Aim: Copy all of the material exactly. Pictures are not to appear in the copy.
** Start of Records provided **
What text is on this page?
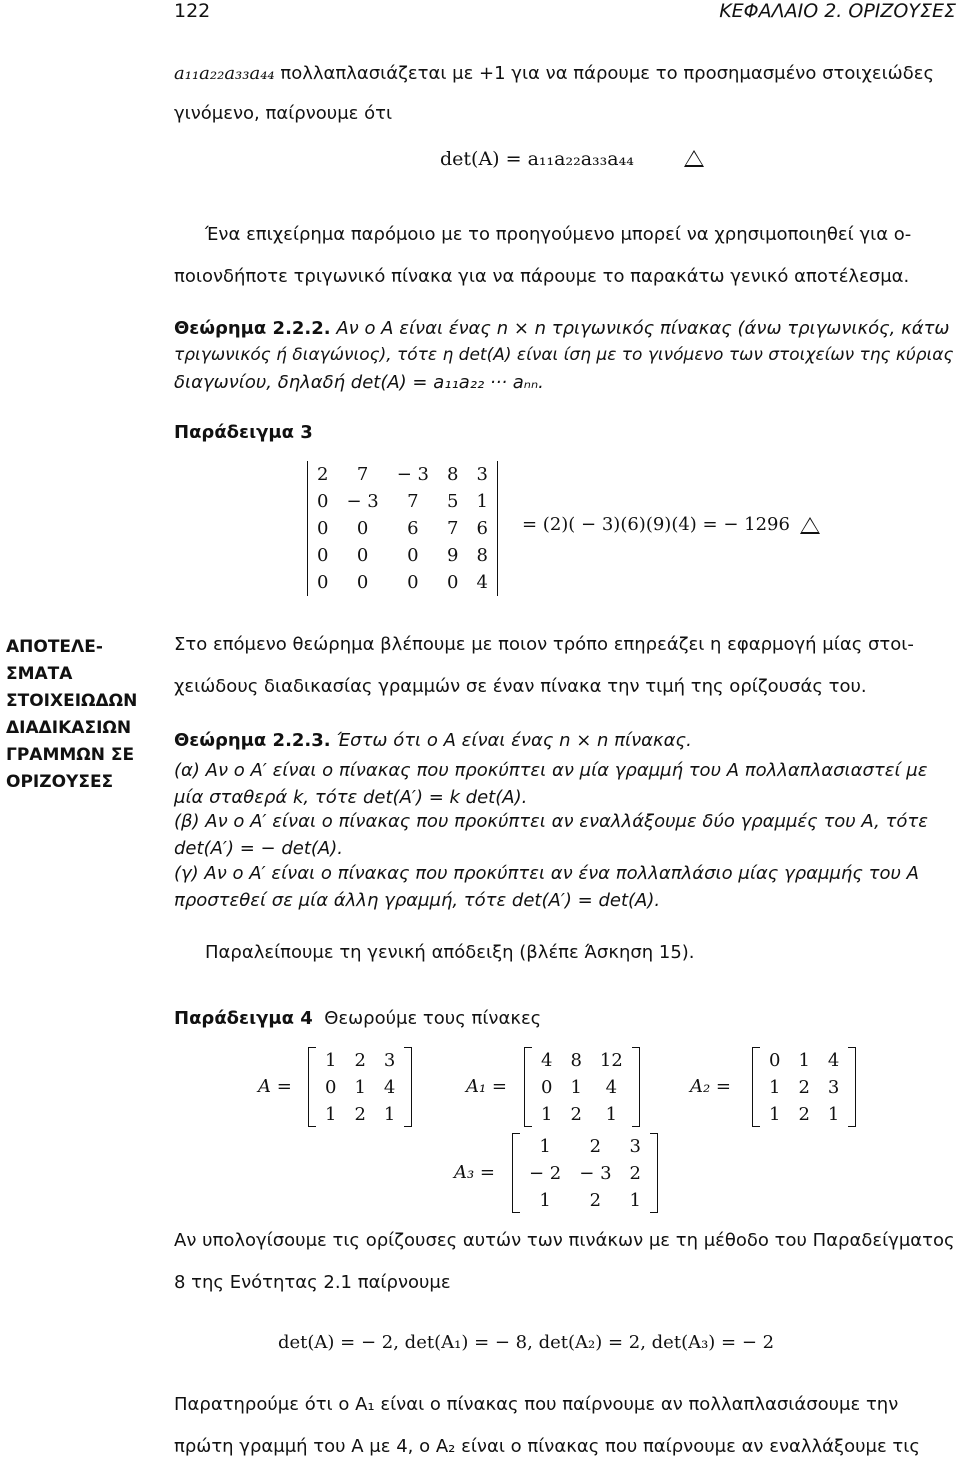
122	ΚΕΦΑΛΑΙΟ 2. ΟΡΙΖΟΥΣΕΣ
a₁₁a₂₂a₃₃a₄₄ πολλαπλασιάζεται με +1 για να πάρουμε το προσημασμένο στοιχειώδες
γινόμενο, παίρνουμε ότι
det(A) = a₁₁a₂₂a₃₃a₄₄
Ένα επιχείρημα παρόμοιο με το προηγούμενο μπορεί να χρησιμοποιηθεί για ο-
ποιονδήποτε τριγωνικό πίνακα για να πάρουμε το παρακάτω γενικό αποτέλεσμα.
Θεώρημα 2.2.2. Αν ο A είναι ένας n × n τριγωνικός πίνακας (άνω τριγωνικός, κάτω
τριγωνικός ή διαγώνιος), τότε η det(A) είναι ίση με το γινόμενο των στοιχείων της κύριας
διαγωνίου, δηλαδή det(A) = a₁₁a₂₂ ··· aₙₙ.
Παράδειγμα 3
2	7	− 3	8	3
0	− 3	7	5	1
0	0	6	7	6
0	0	0	9	8
0	0	0	0	4
= (2)( − 3)(6)(9)(4) = − 1296
ΑΠΟΤΕΛΕ-
ΣΜΑΤΑ
ΣΤΟΙΧΕΙΩΔΩΝ
ΔΙΑΔΙΚΑΣΙΩΝ
ΓΡΑΜΜΩΝ ΣΕ
ΟΡΙΖΟΥΣΕΣ
Στο επόμενο θεώρημα βλέπουμε με ποιον τρόπο επηρεάζει η εφαρμογή μίας στοι-
χειώδους διαδικασίας γραμμών σε έναν πίνακα την τιμή της ορίζουσάς του.
Θεώρημα 2.2.3. Έστω ότι ο A είναι ένας n × n πίνακας.
(α) Αν ο A′ είναι ο πίνακας που προκύπτει αν μία γραμμή του A πολλαπλασιαστεί με
μία σταθερά k, τότε det(A′) = k det(A).
(β) Αν ο A′ είναι ο πίνακας που προκύπτει αν εναλλάξουμε δύο γραμμές του A, τότε
det(A′) = − det(A).
(γ) Αν ο A′ είναι ο πίνακας που προκύπτει αν ένα πολλαπλάσιο μίας γραμμής του A
προστεθεί σε μία άλλη γραμμή, τότε det(A′) = det(A).
Παραλείπουμε τη γενική απόδειξη (βλέπε Άσκηση 15).
Παράδειγμα 4 Θεωρούμε τους πίνακες
A =
1	2	3
0	1	4
1	2	1
A₁ =
4	8	12
0	1	4
1	2	1
A₂ =
0	1	4
1	2	3
1	2	1
A₃ =
1	2	3
− 2	− 3	2
1	2	1
Αν υπολογίσουμε τις ορίζουσες αυτών των πινάκων με τη μέθοδο του Παραδείγματος
8 της Ενότητας 2.1 παίρνουμε
det(A) = − 2, det(A₁) = − 8, det(A₂) = 2, det(A₃) = − 2
Παρατηρούμε ότι ο A₁ είναι ο πίνακας που παίρνουμε αν πολλαπλασιάσουμε την
πρώτη γραμμή του A με 4, ο A₂ είναι ο πίνακας που παίρνουμε αν εναλλάξουμε τις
** End of Records provided **
Output for this exercise:
What text is on this page?
122	ΚΕΦΑΛΑΙΟ 2. ΟΡΙΖΟΥΣΕΣ
a₁₁a₂₂a₃₃a₄₄ πολλαπλασιάζεται με +1 για να πάρουμε το προσημασμένο στοιχειώδες
γινόμενο, παίρνουμε ότι
det(A) = a₁₁a₂₂a₃₃a₄₄
Ένα επιχείρημα παρόμοιο με το προηγούμενο μπορεί να χρησιμοποιηθεί για ο-
ποιονδήποτε τριγωνικό πίνακα για να πάρουμε το παρακάτω γενικό αποτέλεσμα.
Θεώρημα 2.2.2. Αν ο A είναι ένας n × n τριγωνικός πίνακας (άνω τριγωνικός, κάτω
τριγωνικός ή διαγώνιος), τότε η det(A) είναι ίση με το γινόμενο των στοιχείων της κύριας
διαγωνίου, δηλαδή det(A) = a₁₁a₂₂ ··· aₙₙ.
Παράδειγμα 3
2	7	− 3	8	3
0	− 3	7	5	1
0	0	6	7	6
0	0	0	9	8
0	0	0	0	4
= (2)( − 3)(6)(9)(4) = − 1296
ΑΠΟΤΕΛΕ-
ΣΜΑΤΑ
ΣΤΟΙΧΕΙΩΔΩΝ
ΔΙΑΔΙΚΑΣΙΩΝ
ΓΡΑΜΜΩΝ ΣΕ
ΟΡΙΖΟΥΣΕΣ
Στο επόμενο θεώρημα βλέπουμε με ποιον τρόπο επηρεάζει η εφαρμογή μίας στοι-
χειώδους διαδικασίας γραμμών σε έναν πίνακα την τιμή της ορίζουσάς του.
Θεώρημα 2.2.3. Έστω ότι ο A είναι ένας n × n πίνακας.
(α) Αν ο A′ είναι ο πίνακας που προκύπτει αν μία γραμμή του A πολλαπλασιαστεί με
μία σταθερά k, τότε det(A′) = k det(A).
(β) Αν ο A′ είναι ο πίνακας που προκύπτει αν εναλλάξουμε δύο γραμμές του A, τότε
det(A′) = − det(A).
(γ) Αν ο A′ είναι ο πίνακας που προκύπτει αν ένα πολλαπλάσιο μίας γραμμής του A
προστεθεί σε μία άλλη γραμμή, τότε det(A′) = det(A).
Παραλείπουμε τη γενική απόδειξη (βλέπε Άσκηση 15).
Παράδειγμα 4 Θεωρούμε τους πίνακες
A =
1	2	3
0	1	4
1	2	1
A₁ =
4	8	12
0	1	4
1	2	1
A₂ =
0	1	4
1	2	3
1	2	1
A₃ =
1	2	3
− 2	− 3	2
1	2	1
Αν υπολογίσουμε τις ορίζουσες αυτών των πινάκων με τη μέθοδο του Παραδείγματος
8 της Ενότητας 2.1 παίρνουμε
det(A) = − 2, det(A₁) = − 8, det(A₂) = 2, det(A₃) = − 2
Παρατηρούμε ότι ο A₁ είναι ο πίνακας που παίρνουμε αν πολλαπλασιάσουμε την
πρώτη γραμμή του A με 4, ο A₂ είναι ο πίνακας που παίρνουμε αν εναλλάξουμε τις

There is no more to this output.